▶ [What to work on]:
Where a line of the material contains the string "JSON", copy that line.

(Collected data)
::::::::::
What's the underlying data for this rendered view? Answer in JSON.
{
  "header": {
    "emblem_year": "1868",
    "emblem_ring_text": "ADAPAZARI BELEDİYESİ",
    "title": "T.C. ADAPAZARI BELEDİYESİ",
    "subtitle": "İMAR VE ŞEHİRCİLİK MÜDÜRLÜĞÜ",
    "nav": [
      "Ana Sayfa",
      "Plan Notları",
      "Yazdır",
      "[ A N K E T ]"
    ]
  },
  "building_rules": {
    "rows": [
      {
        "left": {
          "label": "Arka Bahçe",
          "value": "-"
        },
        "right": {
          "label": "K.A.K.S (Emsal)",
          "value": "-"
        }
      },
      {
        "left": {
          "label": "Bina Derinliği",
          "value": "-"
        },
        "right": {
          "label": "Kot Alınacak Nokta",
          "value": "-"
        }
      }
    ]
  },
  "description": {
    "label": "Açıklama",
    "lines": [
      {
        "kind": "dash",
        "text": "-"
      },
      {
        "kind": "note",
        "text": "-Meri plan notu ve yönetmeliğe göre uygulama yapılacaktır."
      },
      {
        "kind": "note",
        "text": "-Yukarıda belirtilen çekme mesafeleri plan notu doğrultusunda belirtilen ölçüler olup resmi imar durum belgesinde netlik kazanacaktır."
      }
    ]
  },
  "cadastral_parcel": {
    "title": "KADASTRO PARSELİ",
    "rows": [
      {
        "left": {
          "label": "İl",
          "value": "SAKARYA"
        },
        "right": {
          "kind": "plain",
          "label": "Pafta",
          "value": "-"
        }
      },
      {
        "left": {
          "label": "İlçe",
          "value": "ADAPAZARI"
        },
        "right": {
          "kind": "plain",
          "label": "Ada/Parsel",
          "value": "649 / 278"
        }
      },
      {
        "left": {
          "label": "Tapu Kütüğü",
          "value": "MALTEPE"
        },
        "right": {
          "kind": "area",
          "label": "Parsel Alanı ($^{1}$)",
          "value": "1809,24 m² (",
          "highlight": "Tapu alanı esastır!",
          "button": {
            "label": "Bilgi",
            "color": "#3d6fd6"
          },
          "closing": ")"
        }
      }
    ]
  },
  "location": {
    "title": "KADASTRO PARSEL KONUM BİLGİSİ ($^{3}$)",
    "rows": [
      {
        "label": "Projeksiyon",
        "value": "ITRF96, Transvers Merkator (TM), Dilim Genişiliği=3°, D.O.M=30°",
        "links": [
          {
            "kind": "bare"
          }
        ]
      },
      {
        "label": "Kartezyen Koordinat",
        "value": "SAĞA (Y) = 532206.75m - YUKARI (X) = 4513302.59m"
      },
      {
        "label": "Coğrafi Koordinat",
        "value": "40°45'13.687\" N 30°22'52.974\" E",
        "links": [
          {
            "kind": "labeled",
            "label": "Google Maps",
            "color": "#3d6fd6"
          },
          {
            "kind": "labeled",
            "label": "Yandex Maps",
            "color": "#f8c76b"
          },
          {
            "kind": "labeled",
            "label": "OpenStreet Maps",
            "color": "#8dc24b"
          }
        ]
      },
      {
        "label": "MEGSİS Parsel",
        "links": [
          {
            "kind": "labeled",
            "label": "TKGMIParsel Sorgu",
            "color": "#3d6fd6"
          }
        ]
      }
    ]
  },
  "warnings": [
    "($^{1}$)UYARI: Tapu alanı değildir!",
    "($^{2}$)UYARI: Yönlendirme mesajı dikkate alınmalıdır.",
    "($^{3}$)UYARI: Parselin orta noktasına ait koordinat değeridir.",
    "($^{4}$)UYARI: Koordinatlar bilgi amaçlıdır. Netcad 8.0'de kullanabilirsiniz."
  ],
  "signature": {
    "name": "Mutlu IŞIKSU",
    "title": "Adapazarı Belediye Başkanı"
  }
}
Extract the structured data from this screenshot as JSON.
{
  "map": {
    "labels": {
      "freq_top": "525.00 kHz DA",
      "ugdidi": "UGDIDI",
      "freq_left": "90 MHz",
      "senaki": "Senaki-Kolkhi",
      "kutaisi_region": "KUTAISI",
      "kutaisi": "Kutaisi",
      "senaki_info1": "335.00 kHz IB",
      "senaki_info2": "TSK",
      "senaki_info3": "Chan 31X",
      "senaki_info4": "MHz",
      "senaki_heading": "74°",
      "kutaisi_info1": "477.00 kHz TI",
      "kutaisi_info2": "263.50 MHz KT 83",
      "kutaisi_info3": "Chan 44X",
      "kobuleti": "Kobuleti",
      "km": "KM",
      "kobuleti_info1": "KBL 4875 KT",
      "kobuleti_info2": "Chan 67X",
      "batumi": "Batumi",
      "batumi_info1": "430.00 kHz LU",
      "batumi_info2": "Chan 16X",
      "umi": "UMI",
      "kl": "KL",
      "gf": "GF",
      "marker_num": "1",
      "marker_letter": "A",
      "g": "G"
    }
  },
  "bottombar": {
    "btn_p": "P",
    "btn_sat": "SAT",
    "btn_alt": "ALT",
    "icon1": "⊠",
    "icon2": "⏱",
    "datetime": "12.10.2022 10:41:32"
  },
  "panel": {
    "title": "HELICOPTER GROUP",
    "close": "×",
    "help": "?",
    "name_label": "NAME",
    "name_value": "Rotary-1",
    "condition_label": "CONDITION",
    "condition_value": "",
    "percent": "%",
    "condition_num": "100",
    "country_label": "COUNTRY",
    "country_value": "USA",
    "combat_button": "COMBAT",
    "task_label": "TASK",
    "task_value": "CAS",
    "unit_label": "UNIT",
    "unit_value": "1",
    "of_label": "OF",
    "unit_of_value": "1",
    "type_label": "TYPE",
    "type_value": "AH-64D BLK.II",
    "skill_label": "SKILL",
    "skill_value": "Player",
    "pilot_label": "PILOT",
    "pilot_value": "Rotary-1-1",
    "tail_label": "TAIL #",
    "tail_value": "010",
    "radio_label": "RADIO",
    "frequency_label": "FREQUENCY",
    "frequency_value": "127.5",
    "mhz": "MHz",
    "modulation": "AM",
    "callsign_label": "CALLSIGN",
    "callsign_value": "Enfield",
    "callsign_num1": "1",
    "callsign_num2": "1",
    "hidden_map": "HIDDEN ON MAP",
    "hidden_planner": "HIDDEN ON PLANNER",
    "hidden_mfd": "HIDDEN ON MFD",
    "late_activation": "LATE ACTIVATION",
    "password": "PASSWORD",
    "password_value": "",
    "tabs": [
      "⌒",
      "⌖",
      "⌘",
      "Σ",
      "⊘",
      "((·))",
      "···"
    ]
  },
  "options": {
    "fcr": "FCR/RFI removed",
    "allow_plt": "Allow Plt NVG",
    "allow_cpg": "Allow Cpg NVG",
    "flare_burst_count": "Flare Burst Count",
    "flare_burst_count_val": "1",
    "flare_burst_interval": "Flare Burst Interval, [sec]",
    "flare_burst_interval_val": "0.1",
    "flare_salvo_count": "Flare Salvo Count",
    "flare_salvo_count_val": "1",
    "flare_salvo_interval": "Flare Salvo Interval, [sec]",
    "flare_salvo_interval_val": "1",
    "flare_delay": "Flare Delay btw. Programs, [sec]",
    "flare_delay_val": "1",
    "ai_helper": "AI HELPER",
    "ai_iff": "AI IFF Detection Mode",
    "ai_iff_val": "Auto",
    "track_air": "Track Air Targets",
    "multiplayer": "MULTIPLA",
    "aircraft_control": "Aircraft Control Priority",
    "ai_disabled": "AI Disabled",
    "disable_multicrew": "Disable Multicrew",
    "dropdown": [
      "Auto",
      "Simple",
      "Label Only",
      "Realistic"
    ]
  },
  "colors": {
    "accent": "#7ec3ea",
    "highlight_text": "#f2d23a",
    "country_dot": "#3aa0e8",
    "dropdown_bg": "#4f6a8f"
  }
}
::::::::::
▶ [Exercise output]:
What's the underlying data for this rendered view? Answer in JSON.
Extract the structured data from this screenshot as JSON.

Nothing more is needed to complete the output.